[Task instructions]
Print all of the lines exactly. Any picture among them stays out.

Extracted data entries
+ + + +

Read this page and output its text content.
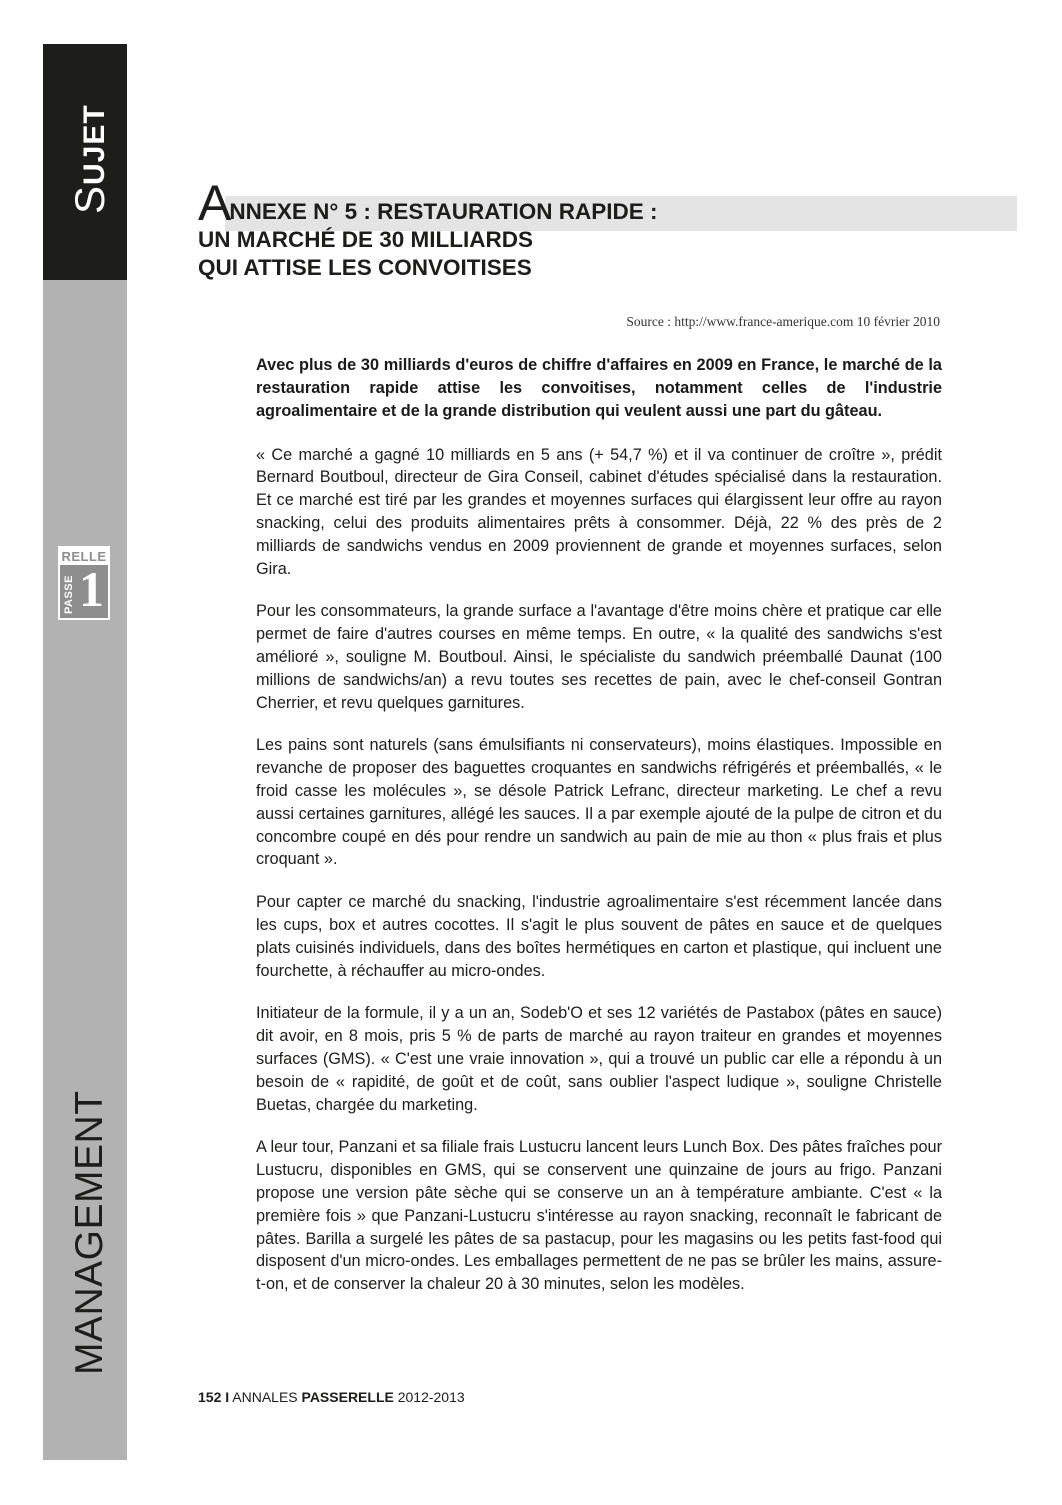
SUJET
RELLE
PASSE 1
MANAGEMENT
ANNEXE N° 5 : RESTAURATION RAPIDE :
UN MARCHÉ DE 30 MILLIARDS
QUI ATTISE LES CONVOITISES
Source : http://www.france-amerique.com 10 février 2010

Avec plus de 30 milliards d'euros de chiffre d'affaires en 2009 en France, le marché de la restauration rapide attise les convoitises, notamment celles de l'industrie agroalimentaire et de la grande distribution qui veulent aussi une part du gâteau.

« Ce marché a gagné 10 milliards en 5 ans (+ 54,7 %) et il va continuer de croître », prédit Bernard Boutboul, directeur de Gira Conseil, cabinet d'études spécialisé dans la restauration. Et ce marché est tiré par les grandes et moyennes surfaces qui élargissent leur offre au rayon snacking, celui des produits alimentaires prêts à consommer. Déjà, 22 % des près de 2 milliards de sandwichs vendus en 2009 proviennent de grande et moyennes surfaces, selon Gira.

Pour les consommateurs, la grande surface a l'avantage d'être moins chère et pratique car elle permet de faire d'autres courses en même temps. En outre, « la qualité des sandwichs s'est amélioré », souligne M. Boutboul. Ainsi, le spécialiste du sandwich préemballé Daunat (100 millions de sandwichs/an) a revu toutes ses recettes de pain, avec le chef-conseil Gontran Cherrier, et revu quelques garnitures.

Les pains sont naturels (sans émulsifiants ni conservateurs), moins élastiques. Impossible en revanche de proposer des baguettes croquantes en sandwichs réfrigérés et préemballés, « le froid casse les molécules », se désole Patrick Lefranc, directeur marketing. Le chef a revu aussi certaines garnitures, allégé les sauces. Il a par exemple ajouté de la pulpe de citron et du concombre coupé en dés pour rendre un sandwich au pain de mie au thon « plus frais et plus croquant ».

Pour capter ce marché du snacking, l'industrie agroalimentaire s'est récemment lancée dans les cups, box et autres cocottes. Il s'agit le plus souvent de pâtes en sauce et de quelques plats cuisinés individuels, dans des boîtes hermétiques en carton et plastique, qui incluent une fourchette, à réchauffer au micro-ondes.

Initiateur de la formule, il y a un an, Sodeb'O et ses 12 variétés de Pastabox (pâtes en sauce) dit avoir, en 8 mois, pris 5 % de parts de marché au rayon traiteur en grandes et moyennes surfaces (GMS). « C'est une vraie innovation », qui a trouvé un public car elle a répondu à un besoin de « rapidité, de goût et de coût, sans oublier l'aspect ludique », souligne Christelle Buetas, chargée du marketing.

A leur tour, Panzani et sa filiale frais Lustucru lancent leurs Lunch Box. Des pâtes fraîches pour Lustucru, disponibles en GMS, qui se conservent une quinzaine de jours au frigo. Panzani propose une version pâte sèche qui se conserve un an à température ambiante. C'est « la première fois » que Panzani-Lustucru s'intéresse au rayon snacking, reconnaît le fabricant de pâtes. Barilla a surgelé les pâtes de sa pastacup, pour les magasins ou les petits fast-food qui disposent d'un micro-ondes. Les emballages permettent de ne pas se brûler les mains, assure-t-on, et de conserver la chaleur 20 à 30 minutes, selon les modèles.

152 I ANNALES PASSERELLE 2012-2013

+ + + +

[Problem solution]
Read this page and output its text content.
SUJET
RELLE
PASSE 1
MANAGEMENT
ANNEXE N° 5 : RESTAURATION RAPIDE :
UN MARCHÉ DE 30 MILLIARDS
QUI ATTISE LES CONVOITISES
Source : http://www.france-amerique.com 10 février 2010

Avec plus de 30 milliards d'euros de chiffre d'affaires en 2009 en France, le marché de la restauration rapide attise les convoitises, notamment celles de l'industrie agroalimentaire et de la grande distribution qui veulent aussi une part du gâteau.

« Ce marché a gagné 10 milliards en 5 ans (+ 54,7 %) et il va continuer de croître », prédit Bernard Boutboul, directeur de Gira Conseil, cabinet d'études spécialisé dans la restauration. Et ce marché est tiré par les grandes et moyennes surfaces qui élargissent leur offre au rayon snacking, celui des produits alimentaires prêts à consommer. Déjà, 22 % des près de 2 milliards de sandwichs vendus en 2009 proviennent de grande et moyennes surfaces, selon Gira.

Pour les consommateurs, la grande surface a l'avantage d'être moins chère et pratique car elle permet de faire d'autres courses en même temps. En outre, « la qualité des sandwichs s'est amélioré », souligne M. Boutboul. Ainsi, le spécialiste du sandwich préemballé Daunat (100 millions de sandwichs/an) a revu toutes ses recettes de pain, avec le chef-conseil Gontran Cherrier, et revu quelques garnitures.

Les pains sont naturels (sans émulsifiants ni conservateurs), moins élastiques. Impossible en revanche de proposer des baguettes croquantes en sandwichs réfrigérés et préemballés, « le froid casse les molécules », se désole Patrick Lefranc, directeur marketing. Le chef a revu aussi certaines garnitures, allégé les sauces. Il a par exemple ajouté de la pulpe de citron et du concombre coupé en dés pour rendre un sandwich au pain de mie au thon « plus frais et plus croquant ».

Pour capter ce marché du snacking, l'industrie agroalimentaire s'est récemment lancée dans les cups, box et autres cocottes. Il s'agit le plus souvent de pâtes en sauce et de quelques plats cuisinés individuels, dans des boîtes hermétiques en carton et plastique, qui incluent une fourchette, à réchauffer au micro-ondes.

Initiateur de la formule, il y a un an, Sodeb'O et ses 12 variétés de Pastabox (pâtes en sauce) dit avoir, en 8 mois, pris 5 % de parts de marché au rayon traiteur en grandes et moyennes surfaces (GMS). « C'est une vraie innovation », qui a trouvé un public car elle a répondu à un besoin de « rapidité, de goût et de coût, sans oublier l'aspect ludique », souligne Christelle Buetas, chargée du marketing.

A leur tour, Panzani et sa filiale frais Lustucru lancent leurs Lunch Box. Des pâtes fraîches pour Lustucru, disponibles en GMS, qui se conservent une quinzaine de jours au frigo. Panzani propose une version pâte sèche qui se conserve un an à température ambiante. C'est « la première fois » que Panzani-Lustucru s'intéresse au rayon snacking, reconnaît le fabricant de pâtes. Barilla a surgelé les pâtes de sa pastacup, pour les magasins ou les petits fast-food qui disposent d'un micro-ondes. Les emballages permettent de ne pas se brûler les mains, assure-t-on, et de conserver la chaleur 20 à 30 minutes, selon les modèles.

152 I ANNALES PASSERELLE 2012-2013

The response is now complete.